━━━━━ Recorded data ━━━━━
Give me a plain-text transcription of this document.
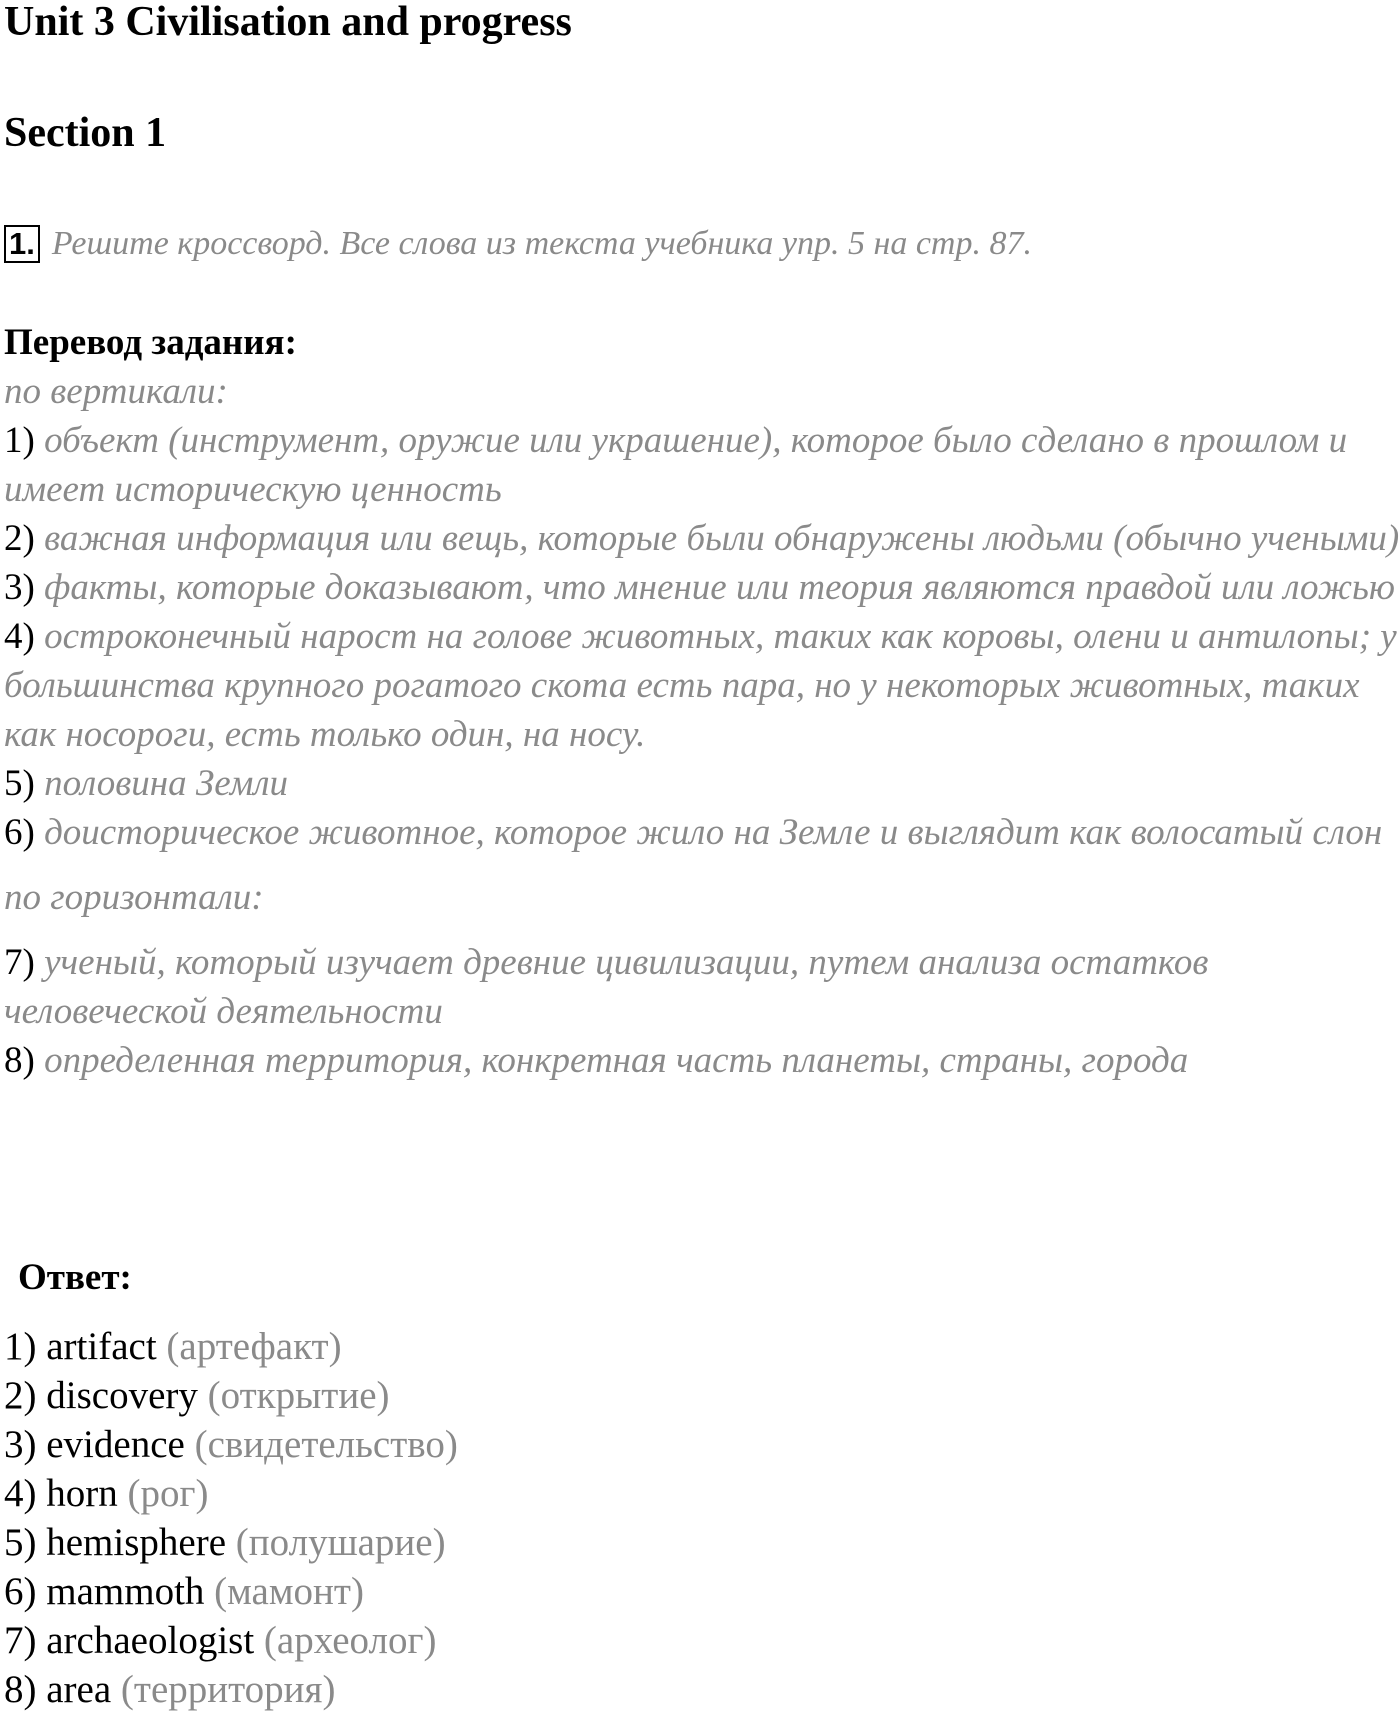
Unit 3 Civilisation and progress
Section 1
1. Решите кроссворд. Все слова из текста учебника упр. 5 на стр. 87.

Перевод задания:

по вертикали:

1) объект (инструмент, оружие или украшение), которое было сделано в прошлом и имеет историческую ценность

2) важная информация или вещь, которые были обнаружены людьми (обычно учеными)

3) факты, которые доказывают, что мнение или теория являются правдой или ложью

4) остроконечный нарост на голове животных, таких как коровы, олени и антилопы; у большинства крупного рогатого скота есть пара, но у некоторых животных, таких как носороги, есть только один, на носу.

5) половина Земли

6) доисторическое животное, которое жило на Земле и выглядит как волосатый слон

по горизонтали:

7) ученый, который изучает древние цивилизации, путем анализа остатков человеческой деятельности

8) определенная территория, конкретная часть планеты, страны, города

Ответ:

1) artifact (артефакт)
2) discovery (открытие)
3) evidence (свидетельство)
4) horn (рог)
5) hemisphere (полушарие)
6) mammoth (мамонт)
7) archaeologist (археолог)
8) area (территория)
━━━━━
**Exercise instructions**: From the material given, work out how many lines hold the string "которое"; state that number and nothing further.

**Exercise result**: 2